___ Exercise data

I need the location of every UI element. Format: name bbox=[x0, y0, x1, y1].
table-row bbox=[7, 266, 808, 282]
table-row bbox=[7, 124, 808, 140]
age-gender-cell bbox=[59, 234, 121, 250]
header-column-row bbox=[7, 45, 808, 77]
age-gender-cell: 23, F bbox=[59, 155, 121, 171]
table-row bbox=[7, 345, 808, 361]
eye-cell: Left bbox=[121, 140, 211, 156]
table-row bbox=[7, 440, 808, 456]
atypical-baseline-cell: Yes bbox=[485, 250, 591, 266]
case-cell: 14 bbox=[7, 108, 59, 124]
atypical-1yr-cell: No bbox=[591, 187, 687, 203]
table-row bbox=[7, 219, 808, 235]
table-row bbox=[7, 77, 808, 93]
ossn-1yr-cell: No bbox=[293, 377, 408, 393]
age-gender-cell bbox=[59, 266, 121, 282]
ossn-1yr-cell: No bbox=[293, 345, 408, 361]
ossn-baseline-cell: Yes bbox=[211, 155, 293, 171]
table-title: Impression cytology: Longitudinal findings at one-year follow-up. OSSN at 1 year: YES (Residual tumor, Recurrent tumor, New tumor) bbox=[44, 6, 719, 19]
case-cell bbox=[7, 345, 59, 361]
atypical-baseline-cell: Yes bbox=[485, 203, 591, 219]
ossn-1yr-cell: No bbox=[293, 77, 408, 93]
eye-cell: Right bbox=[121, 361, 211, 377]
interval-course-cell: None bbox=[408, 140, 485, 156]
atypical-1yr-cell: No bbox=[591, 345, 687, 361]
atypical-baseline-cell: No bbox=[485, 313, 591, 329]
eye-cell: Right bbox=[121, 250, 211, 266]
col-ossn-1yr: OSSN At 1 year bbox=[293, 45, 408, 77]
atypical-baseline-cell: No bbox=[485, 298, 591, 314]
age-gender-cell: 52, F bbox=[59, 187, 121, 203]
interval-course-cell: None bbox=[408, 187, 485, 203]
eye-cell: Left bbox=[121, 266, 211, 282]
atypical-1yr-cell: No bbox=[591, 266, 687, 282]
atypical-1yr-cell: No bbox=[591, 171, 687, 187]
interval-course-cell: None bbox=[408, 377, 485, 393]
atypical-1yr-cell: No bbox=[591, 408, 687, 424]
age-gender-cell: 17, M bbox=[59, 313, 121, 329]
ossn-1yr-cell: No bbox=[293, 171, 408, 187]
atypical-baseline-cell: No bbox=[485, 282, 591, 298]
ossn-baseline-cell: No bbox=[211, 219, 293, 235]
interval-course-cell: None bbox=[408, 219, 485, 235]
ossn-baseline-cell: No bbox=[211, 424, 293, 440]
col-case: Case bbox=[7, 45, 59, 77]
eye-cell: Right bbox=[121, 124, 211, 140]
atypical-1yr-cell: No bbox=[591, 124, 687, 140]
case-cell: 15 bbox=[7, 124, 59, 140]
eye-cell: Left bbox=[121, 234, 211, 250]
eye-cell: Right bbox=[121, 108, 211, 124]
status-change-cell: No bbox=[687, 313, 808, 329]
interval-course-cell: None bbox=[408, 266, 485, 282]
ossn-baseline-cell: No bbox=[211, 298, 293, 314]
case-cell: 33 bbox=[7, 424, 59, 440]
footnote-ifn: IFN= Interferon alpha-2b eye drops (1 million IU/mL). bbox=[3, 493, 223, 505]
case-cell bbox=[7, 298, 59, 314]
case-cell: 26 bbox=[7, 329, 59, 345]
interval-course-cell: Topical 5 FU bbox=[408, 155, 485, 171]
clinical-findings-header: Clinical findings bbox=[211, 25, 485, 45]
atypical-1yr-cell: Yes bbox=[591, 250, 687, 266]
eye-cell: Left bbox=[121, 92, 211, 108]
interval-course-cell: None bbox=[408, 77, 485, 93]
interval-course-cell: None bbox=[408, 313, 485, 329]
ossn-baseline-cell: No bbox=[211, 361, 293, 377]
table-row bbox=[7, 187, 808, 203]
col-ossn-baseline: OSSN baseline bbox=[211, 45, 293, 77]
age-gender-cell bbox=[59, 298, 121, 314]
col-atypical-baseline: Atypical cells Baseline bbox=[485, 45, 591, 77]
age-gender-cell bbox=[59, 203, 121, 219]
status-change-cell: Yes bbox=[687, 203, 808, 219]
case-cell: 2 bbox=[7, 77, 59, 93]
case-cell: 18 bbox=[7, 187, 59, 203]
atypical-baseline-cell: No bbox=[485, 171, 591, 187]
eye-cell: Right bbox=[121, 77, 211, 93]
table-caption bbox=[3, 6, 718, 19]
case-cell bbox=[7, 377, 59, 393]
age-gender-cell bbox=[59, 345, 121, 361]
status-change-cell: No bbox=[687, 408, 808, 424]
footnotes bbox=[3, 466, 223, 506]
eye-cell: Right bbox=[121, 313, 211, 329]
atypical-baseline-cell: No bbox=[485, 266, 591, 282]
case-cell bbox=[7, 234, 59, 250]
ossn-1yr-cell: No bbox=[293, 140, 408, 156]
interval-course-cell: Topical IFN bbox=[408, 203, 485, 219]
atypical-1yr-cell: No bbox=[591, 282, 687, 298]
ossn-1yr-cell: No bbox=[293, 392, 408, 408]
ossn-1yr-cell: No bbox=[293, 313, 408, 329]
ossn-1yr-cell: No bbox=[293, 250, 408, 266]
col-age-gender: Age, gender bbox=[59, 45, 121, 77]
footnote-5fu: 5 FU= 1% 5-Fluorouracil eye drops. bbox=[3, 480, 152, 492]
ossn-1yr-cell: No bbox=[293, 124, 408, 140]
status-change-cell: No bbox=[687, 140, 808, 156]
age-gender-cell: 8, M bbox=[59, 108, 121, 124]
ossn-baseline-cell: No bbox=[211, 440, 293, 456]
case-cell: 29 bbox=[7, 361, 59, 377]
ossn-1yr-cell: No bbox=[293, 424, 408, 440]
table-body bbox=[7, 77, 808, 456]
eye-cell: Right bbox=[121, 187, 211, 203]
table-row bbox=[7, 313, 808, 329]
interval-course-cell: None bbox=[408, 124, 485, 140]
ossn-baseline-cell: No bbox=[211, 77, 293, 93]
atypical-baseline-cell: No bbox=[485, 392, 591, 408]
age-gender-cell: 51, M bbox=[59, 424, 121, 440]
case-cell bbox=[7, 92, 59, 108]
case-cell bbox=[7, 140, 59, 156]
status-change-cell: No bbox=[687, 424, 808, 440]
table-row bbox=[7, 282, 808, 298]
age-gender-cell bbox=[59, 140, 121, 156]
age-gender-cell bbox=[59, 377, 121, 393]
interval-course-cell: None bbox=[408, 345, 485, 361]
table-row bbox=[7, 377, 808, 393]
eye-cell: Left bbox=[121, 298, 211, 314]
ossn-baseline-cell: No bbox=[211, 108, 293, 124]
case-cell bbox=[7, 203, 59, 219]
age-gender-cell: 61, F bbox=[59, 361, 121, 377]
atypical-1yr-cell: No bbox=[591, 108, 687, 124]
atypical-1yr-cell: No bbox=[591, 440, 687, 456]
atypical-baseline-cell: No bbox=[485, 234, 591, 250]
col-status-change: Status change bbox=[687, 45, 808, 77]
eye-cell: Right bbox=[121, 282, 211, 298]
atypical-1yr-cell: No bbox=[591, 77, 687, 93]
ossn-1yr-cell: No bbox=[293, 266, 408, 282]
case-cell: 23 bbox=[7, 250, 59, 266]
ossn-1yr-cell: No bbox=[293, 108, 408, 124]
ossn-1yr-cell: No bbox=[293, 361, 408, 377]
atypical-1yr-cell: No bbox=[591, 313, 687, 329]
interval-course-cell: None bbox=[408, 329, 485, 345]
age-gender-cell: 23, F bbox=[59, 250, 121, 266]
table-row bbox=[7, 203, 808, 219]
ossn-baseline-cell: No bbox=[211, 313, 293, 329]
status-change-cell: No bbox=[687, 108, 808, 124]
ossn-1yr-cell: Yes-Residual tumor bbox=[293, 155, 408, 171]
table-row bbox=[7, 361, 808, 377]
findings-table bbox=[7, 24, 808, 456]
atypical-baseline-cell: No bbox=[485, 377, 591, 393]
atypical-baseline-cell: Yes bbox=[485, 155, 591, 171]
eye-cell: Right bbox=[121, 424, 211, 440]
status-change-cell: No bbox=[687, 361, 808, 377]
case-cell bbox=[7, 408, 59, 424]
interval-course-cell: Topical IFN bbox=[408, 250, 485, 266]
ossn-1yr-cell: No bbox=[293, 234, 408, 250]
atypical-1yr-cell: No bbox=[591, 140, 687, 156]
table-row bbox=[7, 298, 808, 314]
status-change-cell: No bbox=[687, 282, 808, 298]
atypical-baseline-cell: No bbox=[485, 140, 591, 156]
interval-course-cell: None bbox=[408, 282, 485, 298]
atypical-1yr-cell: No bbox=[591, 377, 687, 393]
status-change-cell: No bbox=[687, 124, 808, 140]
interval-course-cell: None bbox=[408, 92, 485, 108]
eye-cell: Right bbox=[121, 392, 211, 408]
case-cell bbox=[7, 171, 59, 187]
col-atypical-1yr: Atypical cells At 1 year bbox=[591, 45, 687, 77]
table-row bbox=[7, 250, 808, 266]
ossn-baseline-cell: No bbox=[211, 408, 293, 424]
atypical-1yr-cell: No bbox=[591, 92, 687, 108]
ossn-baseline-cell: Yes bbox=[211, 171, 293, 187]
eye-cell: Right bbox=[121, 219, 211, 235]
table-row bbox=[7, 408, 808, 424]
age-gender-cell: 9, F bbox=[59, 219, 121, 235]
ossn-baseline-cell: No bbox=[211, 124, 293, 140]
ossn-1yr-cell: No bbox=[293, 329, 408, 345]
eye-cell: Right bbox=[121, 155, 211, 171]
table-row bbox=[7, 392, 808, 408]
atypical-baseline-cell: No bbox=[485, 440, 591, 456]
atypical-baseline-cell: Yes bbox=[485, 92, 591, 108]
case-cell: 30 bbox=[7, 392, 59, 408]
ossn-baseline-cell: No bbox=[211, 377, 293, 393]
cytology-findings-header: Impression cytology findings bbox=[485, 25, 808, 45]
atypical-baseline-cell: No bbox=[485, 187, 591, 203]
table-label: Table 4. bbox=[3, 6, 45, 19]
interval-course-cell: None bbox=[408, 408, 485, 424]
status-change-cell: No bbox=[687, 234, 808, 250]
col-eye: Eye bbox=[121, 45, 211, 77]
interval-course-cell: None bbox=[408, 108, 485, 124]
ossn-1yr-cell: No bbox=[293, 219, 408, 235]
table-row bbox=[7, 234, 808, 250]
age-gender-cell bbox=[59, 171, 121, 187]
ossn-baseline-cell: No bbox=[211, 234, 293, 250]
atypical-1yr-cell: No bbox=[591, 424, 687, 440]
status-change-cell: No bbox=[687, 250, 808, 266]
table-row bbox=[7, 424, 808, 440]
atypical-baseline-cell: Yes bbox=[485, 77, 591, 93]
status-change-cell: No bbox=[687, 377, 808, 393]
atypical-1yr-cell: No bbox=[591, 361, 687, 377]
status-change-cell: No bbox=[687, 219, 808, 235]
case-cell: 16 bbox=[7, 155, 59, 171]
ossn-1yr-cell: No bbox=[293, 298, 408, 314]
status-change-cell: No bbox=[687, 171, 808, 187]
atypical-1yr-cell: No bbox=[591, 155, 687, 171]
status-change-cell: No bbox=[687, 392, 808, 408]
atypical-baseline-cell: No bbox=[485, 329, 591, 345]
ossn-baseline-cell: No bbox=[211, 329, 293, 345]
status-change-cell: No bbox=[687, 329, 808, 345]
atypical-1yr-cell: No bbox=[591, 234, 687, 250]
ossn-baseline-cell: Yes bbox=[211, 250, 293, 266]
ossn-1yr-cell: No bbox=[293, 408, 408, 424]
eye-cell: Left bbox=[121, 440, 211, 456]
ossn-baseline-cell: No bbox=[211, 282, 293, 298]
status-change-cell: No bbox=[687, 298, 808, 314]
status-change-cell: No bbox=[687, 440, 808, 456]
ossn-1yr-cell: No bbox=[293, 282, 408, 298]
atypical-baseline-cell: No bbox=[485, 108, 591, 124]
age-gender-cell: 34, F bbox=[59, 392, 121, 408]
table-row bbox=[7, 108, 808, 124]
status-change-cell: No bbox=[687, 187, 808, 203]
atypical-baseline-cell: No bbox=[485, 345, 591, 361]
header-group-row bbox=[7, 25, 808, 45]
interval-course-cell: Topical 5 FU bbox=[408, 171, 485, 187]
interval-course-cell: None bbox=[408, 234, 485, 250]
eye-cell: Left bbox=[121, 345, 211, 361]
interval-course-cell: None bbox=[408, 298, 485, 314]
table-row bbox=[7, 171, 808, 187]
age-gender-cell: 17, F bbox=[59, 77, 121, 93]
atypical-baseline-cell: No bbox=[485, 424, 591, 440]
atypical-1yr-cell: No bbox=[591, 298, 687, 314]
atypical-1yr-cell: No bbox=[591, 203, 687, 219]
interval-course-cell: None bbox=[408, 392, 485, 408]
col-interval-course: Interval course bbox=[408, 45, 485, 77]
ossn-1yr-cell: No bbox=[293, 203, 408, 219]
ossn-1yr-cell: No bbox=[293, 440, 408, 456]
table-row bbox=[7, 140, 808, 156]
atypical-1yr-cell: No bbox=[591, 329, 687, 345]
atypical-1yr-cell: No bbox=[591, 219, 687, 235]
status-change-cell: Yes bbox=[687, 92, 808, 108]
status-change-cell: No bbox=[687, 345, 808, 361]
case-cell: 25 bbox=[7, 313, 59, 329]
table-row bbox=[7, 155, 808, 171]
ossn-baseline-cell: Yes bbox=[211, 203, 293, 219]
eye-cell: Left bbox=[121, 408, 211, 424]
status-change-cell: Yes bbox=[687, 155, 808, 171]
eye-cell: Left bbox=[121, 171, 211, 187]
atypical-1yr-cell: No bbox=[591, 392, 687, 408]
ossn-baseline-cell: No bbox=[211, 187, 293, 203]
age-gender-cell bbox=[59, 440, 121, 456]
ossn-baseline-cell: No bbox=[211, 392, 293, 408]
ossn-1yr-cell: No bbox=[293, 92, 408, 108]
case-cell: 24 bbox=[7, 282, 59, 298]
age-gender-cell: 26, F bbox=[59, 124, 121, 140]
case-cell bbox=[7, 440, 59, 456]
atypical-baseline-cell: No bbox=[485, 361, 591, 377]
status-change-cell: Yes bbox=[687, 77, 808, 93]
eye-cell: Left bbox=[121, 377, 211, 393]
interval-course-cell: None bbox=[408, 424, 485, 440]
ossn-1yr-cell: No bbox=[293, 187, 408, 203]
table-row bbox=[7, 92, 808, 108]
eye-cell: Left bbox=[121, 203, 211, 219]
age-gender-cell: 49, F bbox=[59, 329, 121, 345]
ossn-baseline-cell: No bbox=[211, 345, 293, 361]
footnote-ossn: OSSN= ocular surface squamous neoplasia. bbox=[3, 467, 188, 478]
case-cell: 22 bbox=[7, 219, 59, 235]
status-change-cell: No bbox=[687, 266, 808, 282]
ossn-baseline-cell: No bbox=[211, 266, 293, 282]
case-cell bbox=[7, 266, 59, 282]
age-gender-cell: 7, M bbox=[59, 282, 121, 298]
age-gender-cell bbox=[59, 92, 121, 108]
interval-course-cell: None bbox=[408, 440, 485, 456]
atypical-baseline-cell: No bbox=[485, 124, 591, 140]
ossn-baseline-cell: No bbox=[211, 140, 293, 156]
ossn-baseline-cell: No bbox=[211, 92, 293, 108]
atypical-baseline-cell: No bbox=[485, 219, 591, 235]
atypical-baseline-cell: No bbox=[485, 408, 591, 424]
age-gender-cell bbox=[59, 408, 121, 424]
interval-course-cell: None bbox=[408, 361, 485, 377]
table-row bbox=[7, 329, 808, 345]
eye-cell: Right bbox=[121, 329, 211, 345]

______

* Your goal *
Please return a copy of each line in the entries that has the string "header".

* Result of this task *
header-column-row bbox=[7, 45, 808, 77]
clinical-findings-header: Clinical findings bbox=[211, 25, 485, 45]
cytology-findings-header: Impression cytology findings bbox=[485, 25, 808, 45]
header-group-row bbox=[7, 25, 808, 45]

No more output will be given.